→ **Material for the task**
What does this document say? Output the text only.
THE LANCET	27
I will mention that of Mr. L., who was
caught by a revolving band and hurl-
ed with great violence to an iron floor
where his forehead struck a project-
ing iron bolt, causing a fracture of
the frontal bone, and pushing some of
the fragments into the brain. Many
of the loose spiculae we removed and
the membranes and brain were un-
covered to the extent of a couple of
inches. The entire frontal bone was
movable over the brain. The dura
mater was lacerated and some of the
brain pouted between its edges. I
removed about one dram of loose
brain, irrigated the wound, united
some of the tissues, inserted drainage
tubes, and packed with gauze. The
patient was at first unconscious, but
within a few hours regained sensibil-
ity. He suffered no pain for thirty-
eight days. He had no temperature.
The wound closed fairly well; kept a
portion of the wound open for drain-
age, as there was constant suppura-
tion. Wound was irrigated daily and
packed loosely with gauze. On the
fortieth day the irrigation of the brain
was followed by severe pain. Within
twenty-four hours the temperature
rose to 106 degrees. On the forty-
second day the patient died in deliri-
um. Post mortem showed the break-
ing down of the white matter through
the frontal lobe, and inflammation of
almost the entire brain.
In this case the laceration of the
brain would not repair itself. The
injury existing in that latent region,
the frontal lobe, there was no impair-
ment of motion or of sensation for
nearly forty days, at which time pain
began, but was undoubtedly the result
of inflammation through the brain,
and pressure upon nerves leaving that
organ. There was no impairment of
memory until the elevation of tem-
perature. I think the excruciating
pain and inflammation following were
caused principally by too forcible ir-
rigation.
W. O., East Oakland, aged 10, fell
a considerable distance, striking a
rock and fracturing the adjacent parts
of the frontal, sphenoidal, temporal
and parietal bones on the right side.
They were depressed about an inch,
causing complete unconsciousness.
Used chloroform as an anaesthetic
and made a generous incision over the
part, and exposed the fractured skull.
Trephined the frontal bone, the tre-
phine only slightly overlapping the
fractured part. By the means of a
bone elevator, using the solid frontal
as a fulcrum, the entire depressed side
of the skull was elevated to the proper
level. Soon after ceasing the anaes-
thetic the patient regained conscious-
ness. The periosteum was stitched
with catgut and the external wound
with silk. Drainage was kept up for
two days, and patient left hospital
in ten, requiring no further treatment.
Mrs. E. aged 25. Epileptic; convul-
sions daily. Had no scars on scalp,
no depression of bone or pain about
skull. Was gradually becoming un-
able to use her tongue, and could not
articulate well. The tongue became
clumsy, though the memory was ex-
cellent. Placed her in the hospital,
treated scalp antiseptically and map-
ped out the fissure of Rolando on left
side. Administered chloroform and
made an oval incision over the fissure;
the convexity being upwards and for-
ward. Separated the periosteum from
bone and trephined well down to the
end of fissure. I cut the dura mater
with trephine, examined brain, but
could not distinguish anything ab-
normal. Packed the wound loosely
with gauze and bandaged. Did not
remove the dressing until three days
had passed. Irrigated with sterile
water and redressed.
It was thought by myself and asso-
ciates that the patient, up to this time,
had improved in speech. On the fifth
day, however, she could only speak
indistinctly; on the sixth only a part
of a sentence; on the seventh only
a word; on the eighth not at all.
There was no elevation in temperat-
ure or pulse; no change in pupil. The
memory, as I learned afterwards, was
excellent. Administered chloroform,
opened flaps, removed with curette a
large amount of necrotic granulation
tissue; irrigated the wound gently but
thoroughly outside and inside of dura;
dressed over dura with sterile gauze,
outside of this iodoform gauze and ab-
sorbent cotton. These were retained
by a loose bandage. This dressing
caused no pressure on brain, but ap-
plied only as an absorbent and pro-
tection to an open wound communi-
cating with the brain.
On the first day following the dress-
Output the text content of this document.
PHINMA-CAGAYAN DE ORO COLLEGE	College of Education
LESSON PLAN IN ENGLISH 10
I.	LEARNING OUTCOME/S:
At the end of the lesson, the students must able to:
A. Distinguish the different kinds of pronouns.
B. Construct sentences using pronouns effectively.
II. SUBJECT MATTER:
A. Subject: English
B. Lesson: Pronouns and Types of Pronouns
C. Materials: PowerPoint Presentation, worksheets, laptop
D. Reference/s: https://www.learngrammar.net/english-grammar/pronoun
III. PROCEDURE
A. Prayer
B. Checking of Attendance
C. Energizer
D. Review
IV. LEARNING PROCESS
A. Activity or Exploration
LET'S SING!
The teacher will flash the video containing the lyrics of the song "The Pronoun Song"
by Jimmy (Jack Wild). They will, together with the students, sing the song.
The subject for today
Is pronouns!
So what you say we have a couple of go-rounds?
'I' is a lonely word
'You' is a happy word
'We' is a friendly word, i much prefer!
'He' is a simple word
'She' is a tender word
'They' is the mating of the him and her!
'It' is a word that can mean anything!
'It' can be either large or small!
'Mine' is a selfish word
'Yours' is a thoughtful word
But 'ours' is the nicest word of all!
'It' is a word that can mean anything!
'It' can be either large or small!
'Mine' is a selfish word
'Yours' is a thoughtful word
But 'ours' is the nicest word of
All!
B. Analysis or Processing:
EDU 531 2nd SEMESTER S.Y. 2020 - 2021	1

→ **Exercise**
Copy each line of the records containing the string "couple".

→ **Solved problem**
covered to the extent of a couple of
So what you say we have a couple of go-rounds?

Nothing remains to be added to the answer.